(WORK TO COMPLETE): Pictures stay out of your copy, but everything else in the records below must be repeated exactly.

-- start AVAILABLE RECORDS --

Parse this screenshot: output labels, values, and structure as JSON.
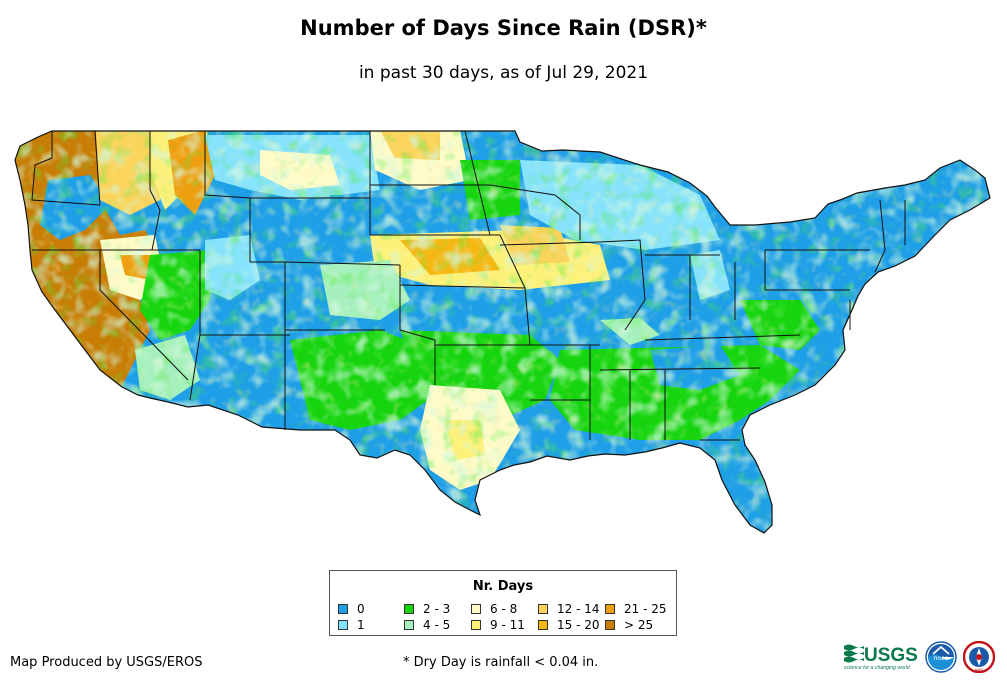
{
  "title": "Number of Days Since Rain (DSR)*",
  "subtitle": "in past 30 days, as of Jul 29, 2021",
  "legend": {
    "title": "Nr. Days",
    "items": [
      {
        "label": "0",
        "color": "#1e9fe8"
      },
      {
        "label": "1",
        "color": "#86e3fb"
      },
      {
        "label": "2 - 3",
        "color": "#16d40e"
      },
      {
        "label": "4 - 5",
        "color": "#a6f0bd"
      },
      {
        "label": "6 - 8",
        "color": "#fefbc8"
      },
      {
        "label": "9 - 11",
        "color": "#fef17a"
      },
      {
        "label": "12 - 14",
        "color": "#fbd45b"
      },
      {
        "label": "15 - 20",
        "color": "#f6b812"
      },
      {
        "label": "21 - 25",
        "color": "#ee9f10"
      },
      {
        "label": "> 25",
        "color": "#c87d05"
      }
    ]
  },
  "credit": "Map Produced by USGS/EROS",
  "footnote": "* Dry Day is rainfall < 0.04 in.",
  "logos": {
    "usgs": {
      "text": "USGS",
      "tagline": "science for a changing world",
      "color": "#0b7a4b"
    },
    "noaa": {
      "text": "noaa"
    },
    "nws": {
      "text": "NWS"
    }
  }
}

-- end AVAILABLE RECORDS --

(SOLUTION FOR THIS EXERCISE):
Parse this screenshot: output labels, values, and structure as JSON.
{
  "title": "Number of Days Since Rain (DSR)*",
  "subtitle": "in past 30 days, as of Jul 29, 2021",
  "legend": {
    "title": "Nr. Days",
    "items": [
      {
        "label": "0",
        "color": "#1e9fe8"
      },
      {
        "label": "1",
        "color": "#86e3fb"
      },
      {
        "label": "2 - 3",
        "color": "#16d40e"
      },
      {
        "label": "4 - 5",
        "color": "#a6f0bd"
      },
      {
        "label": "6 - 8",
        "color": "#fefbc8"
      },
      {
        "label": "9 - 11",
        "color": "#fef17a"
      },
      {
        "label": "12 - 14",
        "color": "#fbd45b"
      },
      {
        "label": "15 - 20",
        "color": "#f6b812"
      },
      {
        "label": "21 - 25",
        "color": "#ee9f10"
      },
      {
        "label": "> 25",
        "color": "#c87d05"
      }
    ]
  },
  "credit": "Map Produced by USGS/EROS",
  "footnote": "* Dry Day is rainfall < 0.04 in.",
  "logos": {
    "usgs": {
      "text": "USGS",
      "tagline": "science for a changing world",
      "color": "#0b7a4b"
    },
    "noaa": {
      "text": "noaa"
    },
    "nws": {
      "text": "NWS"
    }
  }
}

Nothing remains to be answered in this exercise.